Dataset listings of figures
>> begin
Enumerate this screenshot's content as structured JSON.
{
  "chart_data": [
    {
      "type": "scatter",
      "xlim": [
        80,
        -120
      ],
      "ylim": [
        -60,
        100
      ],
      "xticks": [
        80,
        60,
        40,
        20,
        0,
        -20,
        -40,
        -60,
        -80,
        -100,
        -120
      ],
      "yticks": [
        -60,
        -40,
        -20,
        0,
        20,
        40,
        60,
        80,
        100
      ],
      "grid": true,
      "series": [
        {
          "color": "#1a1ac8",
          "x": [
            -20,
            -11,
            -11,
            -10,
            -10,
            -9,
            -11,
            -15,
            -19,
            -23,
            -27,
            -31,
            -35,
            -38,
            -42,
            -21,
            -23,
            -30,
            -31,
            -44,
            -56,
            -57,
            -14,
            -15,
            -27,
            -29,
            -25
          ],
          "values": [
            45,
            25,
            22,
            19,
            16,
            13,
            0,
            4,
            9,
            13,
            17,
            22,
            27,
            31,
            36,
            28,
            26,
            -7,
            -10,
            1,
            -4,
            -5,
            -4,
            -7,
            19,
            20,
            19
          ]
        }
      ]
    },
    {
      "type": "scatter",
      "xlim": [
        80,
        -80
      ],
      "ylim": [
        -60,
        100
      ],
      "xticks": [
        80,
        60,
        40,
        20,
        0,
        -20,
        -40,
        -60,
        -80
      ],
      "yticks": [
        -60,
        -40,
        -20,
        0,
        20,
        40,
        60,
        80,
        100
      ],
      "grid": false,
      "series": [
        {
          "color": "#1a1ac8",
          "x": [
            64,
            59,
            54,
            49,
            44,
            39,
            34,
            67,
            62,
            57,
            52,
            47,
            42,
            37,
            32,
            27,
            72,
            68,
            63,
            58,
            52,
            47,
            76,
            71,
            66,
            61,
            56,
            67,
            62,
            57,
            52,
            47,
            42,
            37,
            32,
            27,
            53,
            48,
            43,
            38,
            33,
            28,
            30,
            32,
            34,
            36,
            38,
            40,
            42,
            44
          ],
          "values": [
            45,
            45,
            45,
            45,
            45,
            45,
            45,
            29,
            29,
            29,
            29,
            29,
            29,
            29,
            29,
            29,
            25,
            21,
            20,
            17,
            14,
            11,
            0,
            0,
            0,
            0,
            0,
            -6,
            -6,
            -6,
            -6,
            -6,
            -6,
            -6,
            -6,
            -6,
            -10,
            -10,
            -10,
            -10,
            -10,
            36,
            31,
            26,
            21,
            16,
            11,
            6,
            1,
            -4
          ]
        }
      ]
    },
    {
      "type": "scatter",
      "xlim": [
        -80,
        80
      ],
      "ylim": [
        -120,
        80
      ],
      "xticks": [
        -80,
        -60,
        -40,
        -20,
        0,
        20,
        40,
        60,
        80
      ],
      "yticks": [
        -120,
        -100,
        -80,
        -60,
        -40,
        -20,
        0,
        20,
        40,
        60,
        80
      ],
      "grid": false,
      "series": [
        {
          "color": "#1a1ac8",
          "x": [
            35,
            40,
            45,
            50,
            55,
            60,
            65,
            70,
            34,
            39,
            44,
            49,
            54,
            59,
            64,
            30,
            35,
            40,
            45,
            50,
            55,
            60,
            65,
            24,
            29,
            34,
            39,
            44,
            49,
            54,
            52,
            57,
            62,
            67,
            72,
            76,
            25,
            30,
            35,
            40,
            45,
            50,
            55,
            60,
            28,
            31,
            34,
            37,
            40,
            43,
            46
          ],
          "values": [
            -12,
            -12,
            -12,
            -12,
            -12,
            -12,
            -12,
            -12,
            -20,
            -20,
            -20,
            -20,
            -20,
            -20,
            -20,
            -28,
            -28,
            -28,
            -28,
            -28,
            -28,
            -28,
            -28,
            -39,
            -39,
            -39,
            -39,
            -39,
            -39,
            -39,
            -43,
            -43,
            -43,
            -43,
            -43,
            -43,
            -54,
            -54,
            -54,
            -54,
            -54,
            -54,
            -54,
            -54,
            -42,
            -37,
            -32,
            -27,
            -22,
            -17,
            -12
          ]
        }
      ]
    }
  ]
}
>> end
◆ WHAT THE EXERCISE ASKS: Extract all of the data shown above without alteration.

◆ RESPONSE:
Enumerate this screenshot's content as structured JSON.
{
  "chart_data": [
    {
      "type": "scatter",
      "xlim": [
        80,
        -120
      ],
      "ylim": [
        -60,
        100
      ],
      "xticks": [
        80,
        60,
        40,
        20,
        0,
        -20,
        -40,
        -60,
        -80,
        -100,
        -120
      ],
      "yticks": [
        -60,
        -40,
        -20,
        0,
        20,
        40,
        60,
        80,
        100
      ],
      "grid": true,
      "series": [
        {
          "color": "#1a1ac8",
          "x": [
            -20,
            -11,
            -11,
            -10,
            -10,
            -9,
            -11,
            -15,
            -19,
            -23,
            -27,
            -31,
            -35,
            -38,
            -42,
            -21,
            -23,
            -30,
            -31,
            -44,
            -56,
            -57,
            -14,
            -15,
            -27,
            -29,
            -25
          ],
          "values": [
            45,
            25,
            22,
            19,
            16,
            13,
            0,
            4,
            9,
            13,
            17,
            22,
            27,
            31,
            36,
            28,
            26,
            -7,
            -10,
            1,
            -4,
            -5,
            -4,
            -7,
            19,
            20,
            19
          ]
        }
      ]
    },
    {
      "type": "scatter",
      "xlim": [
        80,
        -80
      ],
      "ylim": [
        -60,
        100
      ],
      "xticks": [
        80,
        60,
        40,
        20,
        0,
        -20,
        -40,
        -60,
        -80
      ],
      "yticks": [
        -60,
        -40,
        -20,
        0,
        20,
        40,
        60,
        80,
        100
      ],
      "grid": false,
      "series": [
        {
          "color": "#1a1ac8",
          "x": [
            64,
            59,
            54,
            49,
            44,
            39,
            34,
            67,
            62,
            57,
            52,
            47,
            42,
            37,
            32,
            27,
            72,
            68,
            63,
            58,
            52,
            47,
            76,
            71,
            66,
            61,
            56,
            67,
            62,
            57,
            52,
            47,
            42,
            37,
            32,
            27,
            53,
            48,
            43,
            38,
            33,
            28,
            30,
            32,
            34,
            36,
            38,
            40,
            42,
            44
          ],
          "values": [
            45,
            45,
            45,
            45,
            45,
            45,
            45,
            29,
            29,
            29,
            29,
            29,
            29,
            29,
            29,
            29,
            25,
            21,
            20,
            17,
            14,
            11,
            0,
            0,
            0,
            0,
            0,
            -6,
            -6,
            -6,
            -6,
            -6,
            -6,
            -6,
            -6,
            -6,
            -10,
            -10,
            -10,
            -10,
            -10,
            36,
            31,
            26,
            21,
            16,
            11,
            6,
            1,
            -4
          ]
        }
      ]
    },
    {
      "type": "scatter",
      "xlim": [
        -80,
        80
      ],
      "ylim": [
        -120,
        80
      ],
      "xticks": [
        -80,
        -60,
        -40,
        -20,
        0,
        20,
        40,
        60,
        80
      ],
      "yticks": [
        -120,
        -100,
        -80,
        -60,
        -40,
        -20,
        0,
        20,
        40,
        60,
        80
      ],
      "grid": false,
      "series": [
        {
          "color": "#1a1ac8",
          "x": [
            35,
            40,
            45,
            50,
            55,
            60,
            65,
            70,
            34,
            39,
            44,
            49,
            54,
            59,
            64,
            30,
            35,
            40,
            45,
            50,
            55,
            60,
            65,
            24,
            29,
            34,
            39,
            44,
            49,
            54,
            52,
            57,
            62,
            67,
            72,
            76,
            25,
            30,
            35,
            40,
            45,
            50,
            55,
            60,
            28,
            31,
            34,
            37,
            40,
            43,
            46
          ],
          "values": [
            -12,
            -12,
            -12,
            -12,
            -12,
            -12,
            -12,
            -12,
            -20,
            -20,
            -20,
            -20,
            -20,
            -20,
            -20,
            -28,
            -28,
            -28,
            -28,
            -28,
            -28,
            -28,
            -28,
            -39,
            -39,
            -39,
            -39,
            -39,
            -39,
            -39,
            -43,
            -43,
            -43,
            -43,
            -43,
            -43,
            -54,
            -54,
            -54,
            -54,
            -54,
            -54,
            -54,
            -54,
            -42,
            -37,
            -32,
            -27,
            -22,
            -17,
            -12
          ]
        }
      ]
    }
  ]
}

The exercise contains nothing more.